Problem
Write out all of the lines below, exactly and completely.

(Items from a data source)
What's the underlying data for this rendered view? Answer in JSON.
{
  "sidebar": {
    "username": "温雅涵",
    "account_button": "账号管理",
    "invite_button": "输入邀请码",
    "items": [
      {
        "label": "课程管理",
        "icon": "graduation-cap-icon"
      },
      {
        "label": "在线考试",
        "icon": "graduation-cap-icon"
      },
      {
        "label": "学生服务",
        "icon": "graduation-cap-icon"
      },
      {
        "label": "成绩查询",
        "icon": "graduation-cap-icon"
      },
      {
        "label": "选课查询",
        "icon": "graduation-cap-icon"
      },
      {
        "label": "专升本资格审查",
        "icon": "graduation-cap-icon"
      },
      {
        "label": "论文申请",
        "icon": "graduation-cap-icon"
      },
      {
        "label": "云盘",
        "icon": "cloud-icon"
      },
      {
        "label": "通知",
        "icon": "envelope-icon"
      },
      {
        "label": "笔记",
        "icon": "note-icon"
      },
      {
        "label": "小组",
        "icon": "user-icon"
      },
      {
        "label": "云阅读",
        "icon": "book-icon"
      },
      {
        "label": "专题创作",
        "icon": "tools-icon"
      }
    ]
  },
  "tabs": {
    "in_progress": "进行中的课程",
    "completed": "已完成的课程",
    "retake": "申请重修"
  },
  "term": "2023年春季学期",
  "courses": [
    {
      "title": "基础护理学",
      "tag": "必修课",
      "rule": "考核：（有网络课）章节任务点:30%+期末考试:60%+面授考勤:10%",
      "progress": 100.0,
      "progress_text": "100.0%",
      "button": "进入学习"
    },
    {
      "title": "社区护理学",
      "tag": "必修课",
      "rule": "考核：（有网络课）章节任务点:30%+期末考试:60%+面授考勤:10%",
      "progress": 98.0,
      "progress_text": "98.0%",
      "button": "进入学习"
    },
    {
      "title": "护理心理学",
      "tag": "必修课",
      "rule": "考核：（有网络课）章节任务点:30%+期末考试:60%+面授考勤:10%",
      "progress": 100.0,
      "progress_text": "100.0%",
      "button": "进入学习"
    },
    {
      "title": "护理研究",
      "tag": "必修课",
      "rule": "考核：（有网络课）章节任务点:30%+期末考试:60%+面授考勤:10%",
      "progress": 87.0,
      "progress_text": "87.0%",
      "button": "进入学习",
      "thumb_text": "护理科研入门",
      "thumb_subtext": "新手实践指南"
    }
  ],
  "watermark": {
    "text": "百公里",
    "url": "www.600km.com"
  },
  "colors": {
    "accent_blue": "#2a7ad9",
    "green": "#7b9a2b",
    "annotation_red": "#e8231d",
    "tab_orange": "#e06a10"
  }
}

Response to the exercise
What's the underlying data for this rendered view? Answer in JSON.
{
  "sidebar": {
    "username": "温雅涵",
    "account_button": "账号管理",
    "invite_button": "输入邀请码",
    "items": [
      {
        "label": "课程管理",
        "icon": "graduation-cap-icon"
      },
      {
        "label": "在线考试",
        "icon": "graduation-cap-icon"
      },
      {
        "label": "学生服务",
        "icon": "graduation-cap-icon"
      },
      {
        "label": "成绩查询",
        "icon": "graduation-cap-icon"
      },
      {
        "label": "选课查询",
        "icon": "graduation-cap-icon"
      },
      {
        "label": "专升本资格审查",
        "icon": "graduation-cap-icon"
      },
      {
        "label": "论文申请",
        "icon": "graduation-cap-icon"
      },
      {
        "label": "云盘",
        "icon": "cloud-icon"
      },
      {
        "label": "通知",
        "icon": "envelope-icon"
      },
      {
        "label": "笔记",
        "icon": "note-icon"
      },
      {
        "label": "小组",
        "icon": "user-icon"
      },
      {
        "label": "云阅读",
        "icon": "book-icon"
      },
      {
        "label": "专题创作",
        "icon": "tools-icon"
      }
    ]
  },
  "tabs": {
    "in_progress": "进行中的课程",
    "completed": "已完成的课程",
    "retake": "申请重修"
  },
  "term": "2023年春季学期",
  "courses": [
    {
      "title": "基础护理学",
      "tag": "必修课",
      "rule": "考核：（有网络课）章节任务点:30%+期末考试:60%+面授考勤:10%",
      "progress": 100.0,
      "progress_text": "100.0%",
      "button": "进入学习"
    },
    {
      "title": "社区护理学",
      "tag": "必修课",
      "rule": "考核：（有网络课）章节任务点:30%+期末考试:60%+面授考勤:10%",
      "progress": 98.0,
      "progress_text": "98.0%",
      "button": "进入学习"
    },
    {
      "title": "护理心理学",
      "tag": "必修课",
      "rule": "考核：（有网络课）章节任务点:30%+期末考试:60%+面授考勤:10%",
      "progress": 100.0,
      "progress_text": "100.0%",
      "button": "进入学习"
    },
    {
      "title": "护理研究",
      "tag": "必修课",
      "rule": "考核：（有网络课）章节任务点:30%+期末考试:60%+面授考勤:10%",
      "progress": 87.0,
      "progress_text": "87.0%",
      "button": "进入学习",
      "thumb_text": "护理科研入门",
      "thumb_subtext": "新手实践指南"
    }
  ],
  "watermark": {
    "text": "百公里",
    "url": "www.600km.com"
  },
  "colors": {
    "accent_blue": "#2a7ad9",
    "green": "#7b9a2b",
    "annotation_red": "#e8231d",
    "tab_orange": "#e06a10"
  }
}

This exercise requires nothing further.